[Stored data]

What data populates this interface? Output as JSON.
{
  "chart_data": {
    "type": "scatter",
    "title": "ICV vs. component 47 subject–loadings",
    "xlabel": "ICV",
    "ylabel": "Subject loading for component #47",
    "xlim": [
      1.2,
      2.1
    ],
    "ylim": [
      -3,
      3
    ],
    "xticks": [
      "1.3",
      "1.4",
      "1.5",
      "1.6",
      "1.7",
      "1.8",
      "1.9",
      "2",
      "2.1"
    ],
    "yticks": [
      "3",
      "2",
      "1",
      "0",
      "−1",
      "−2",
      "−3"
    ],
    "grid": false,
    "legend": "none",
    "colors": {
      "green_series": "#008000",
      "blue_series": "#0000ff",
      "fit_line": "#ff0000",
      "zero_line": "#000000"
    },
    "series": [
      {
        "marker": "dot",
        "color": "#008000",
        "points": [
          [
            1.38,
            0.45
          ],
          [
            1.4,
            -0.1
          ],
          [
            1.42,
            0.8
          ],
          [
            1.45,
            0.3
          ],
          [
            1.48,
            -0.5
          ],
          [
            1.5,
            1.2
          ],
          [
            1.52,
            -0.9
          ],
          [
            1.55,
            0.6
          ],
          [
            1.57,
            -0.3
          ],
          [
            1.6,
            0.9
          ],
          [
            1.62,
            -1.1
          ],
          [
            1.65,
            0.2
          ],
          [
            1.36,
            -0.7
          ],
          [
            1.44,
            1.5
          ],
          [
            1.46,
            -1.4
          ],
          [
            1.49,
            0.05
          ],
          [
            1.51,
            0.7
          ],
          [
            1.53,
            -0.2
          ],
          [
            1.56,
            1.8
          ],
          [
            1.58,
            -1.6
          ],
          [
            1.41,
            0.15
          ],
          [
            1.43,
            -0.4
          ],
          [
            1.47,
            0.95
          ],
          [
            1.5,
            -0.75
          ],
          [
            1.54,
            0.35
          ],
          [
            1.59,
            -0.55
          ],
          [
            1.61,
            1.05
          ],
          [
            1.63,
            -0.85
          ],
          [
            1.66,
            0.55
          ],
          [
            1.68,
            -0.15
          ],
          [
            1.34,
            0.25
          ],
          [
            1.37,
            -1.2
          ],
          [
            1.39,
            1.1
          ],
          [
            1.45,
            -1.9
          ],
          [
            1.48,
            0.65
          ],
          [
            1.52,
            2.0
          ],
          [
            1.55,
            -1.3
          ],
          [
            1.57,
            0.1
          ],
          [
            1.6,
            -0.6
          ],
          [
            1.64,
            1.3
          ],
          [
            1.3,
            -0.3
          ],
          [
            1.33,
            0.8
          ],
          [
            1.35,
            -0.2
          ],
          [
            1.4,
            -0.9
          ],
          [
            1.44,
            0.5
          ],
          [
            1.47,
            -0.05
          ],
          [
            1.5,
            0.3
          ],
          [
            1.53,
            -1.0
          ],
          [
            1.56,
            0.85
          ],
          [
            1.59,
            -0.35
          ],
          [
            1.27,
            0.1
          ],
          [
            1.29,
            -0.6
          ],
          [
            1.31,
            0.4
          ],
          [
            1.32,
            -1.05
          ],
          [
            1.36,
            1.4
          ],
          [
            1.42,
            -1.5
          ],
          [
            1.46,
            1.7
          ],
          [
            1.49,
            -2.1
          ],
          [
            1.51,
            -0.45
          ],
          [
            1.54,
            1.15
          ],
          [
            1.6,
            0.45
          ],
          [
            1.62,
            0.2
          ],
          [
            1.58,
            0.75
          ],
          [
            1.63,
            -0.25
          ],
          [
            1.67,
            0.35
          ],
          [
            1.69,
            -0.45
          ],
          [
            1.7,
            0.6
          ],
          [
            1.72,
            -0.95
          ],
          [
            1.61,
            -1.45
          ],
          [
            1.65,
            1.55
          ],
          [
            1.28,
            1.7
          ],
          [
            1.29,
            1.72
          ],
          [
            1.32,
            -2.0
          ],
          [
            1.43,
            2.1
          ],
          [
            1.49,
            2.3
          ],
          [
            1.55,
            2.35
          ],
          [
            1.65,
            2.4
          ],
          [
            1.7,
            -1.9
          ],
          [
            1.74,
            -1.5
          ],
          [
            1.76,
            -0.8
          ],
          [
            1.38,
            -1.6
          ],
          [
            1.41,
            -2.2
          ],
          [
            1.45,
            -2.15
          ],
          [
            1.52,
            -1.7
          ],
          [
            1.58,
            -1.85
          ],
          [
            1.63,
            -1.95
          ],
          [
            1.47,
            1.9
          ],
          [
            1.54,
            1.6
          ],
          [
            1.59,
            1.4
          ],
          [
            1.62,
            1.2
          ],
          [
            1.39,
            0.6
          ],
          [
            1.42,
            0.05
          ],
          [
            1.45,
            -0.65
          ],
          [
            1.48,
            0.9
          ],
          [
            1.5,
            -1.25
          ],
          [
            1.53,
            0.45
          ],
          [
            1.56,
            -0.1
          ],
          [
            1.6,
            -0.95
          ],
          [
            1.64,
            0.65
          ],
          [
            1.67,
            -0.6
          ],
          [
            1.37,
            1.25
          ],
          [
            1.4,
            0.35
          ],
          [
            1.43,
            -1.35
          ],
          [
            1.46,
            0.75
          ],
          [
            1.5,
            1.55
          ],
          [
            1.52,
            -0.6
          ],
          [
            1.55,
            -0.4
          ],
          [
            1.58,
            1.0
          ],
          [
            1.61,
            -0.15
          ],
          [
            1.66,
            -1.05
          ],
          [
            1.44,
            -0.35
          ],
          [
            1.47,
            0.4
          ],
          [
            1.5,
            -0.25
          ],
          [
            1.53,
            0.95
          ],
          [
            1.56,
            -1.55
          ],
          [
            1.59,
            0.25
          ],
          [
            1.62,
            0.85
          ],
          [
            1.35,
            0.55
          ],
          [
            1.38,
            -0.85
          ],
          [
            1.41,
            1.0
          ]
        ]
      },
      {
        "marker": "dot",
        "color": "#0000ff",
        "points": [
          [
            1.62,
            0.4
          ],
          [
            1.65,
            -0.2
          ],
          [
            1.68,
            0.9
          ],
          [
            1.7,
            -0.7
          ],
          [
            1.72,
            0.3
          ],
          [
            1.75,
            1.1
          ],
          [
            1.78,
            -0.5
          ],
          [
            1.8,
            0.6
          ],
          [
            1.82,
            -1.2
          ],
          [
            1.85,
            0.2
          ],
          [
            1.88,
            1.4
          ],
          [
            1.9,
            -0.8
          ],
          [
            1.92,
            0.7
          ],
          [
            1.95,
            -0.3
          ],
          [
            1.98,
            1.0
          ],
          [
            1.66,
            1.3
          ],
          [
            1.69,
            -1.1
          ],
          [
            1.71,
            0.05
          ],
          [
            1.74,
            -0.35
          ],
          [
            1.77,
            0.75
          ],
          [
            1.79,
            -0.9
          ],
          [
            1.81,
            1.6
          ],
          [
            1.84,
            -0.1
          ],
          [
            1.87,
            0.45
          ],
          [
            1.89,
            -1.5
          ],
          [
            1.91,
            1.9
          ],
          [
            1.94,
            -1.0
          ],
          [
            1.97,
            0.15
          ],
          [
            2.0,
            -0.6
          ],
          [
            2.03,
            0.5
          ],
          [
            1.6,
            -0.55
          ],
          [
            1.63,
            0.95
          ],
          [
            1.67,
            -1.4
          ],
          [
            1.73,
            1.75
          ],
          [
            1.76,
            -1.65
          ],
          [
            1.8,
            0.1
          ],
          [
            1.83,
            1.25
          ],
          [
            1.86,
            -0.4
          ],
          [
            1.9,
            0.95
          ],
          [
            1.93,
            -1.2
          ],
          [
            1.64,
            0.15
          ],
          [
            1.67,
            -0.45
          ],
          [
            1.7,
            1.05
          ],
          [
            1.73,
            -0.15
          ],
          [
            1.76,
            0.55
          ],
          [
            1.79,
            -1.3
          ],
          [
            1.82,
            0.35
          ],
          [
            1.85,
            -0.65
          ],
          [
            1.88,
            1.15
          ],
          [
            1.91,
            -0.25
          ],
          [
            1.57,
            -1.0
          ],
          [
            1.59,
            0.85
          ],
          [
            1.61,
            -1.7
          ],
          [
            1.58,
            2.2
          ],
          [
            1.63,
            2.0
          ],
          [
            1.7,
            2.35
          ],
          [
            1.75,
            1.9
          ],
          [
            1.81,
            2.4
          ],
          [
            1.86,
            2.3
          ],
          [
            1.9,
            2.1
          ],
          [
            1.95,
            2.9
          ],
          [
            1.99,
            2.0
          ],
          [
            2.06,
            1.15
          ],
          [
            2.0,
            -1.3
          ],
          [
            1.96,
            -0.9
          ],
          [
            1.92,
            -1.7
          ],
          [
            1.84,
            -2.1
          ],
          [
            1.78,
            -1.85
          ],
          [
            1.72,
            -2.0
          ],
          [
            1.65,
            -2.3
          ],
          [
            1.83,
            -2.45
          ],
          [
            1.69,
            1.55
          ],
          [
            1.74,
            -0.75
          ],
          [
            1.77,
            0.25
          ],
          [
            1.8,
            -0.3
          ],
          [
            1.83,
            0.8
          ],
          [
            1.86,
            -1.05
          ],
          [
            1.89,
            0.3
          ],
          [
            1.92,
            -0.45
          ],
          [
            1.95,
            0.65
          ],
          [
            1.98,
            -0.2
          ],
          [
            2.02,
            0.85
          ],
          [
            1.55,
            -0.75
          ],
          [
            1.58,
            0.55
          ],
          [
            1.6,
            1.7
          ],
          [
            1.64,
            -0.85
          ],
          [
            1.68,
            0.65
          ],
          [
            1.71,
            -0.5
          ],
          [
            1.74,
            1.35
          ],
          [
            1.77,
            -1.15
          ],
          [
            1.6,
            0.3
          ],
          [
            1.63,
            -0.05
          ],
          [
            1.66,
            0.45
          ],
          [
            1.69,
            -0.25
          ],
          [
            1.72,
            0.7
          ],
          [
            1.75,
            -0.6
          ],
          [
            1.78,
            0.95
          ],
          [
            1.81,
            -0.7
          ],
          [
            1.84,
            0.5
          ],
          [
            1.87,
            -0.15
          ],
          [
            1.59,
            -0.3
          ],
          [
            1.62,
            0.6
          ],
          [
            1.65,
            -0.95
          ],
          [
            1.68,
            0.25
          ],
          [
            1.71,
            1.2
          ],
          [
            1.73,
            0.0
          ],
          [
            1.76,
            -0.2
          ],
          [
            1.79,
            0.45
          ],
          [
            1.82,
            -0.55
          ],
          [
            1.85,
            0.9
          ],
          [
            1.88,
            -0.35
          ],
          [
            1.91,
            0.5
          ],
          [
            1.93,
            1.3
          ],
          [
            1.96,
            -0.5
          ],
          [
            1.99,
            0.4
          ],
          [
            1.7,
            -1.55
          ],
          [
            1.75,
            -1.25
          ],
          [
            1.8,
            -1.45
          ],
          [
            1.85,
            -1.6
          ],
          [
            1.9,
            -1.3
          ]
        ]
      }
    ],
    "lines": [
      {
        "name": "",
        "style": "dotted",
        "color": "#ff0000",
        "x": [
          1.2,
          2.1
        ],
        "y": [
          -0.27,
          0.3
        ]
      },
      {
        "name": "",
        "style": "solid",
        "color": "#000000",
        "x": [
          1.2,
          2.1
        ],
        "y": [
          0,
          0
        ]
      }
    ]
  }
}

### Short task
In the entries above, locate every line with the word "component" and copy it.

### Full output
    "title": "ICV vs. component 47 subject–loadings",
    "ylabel": "Subject loading for component #47",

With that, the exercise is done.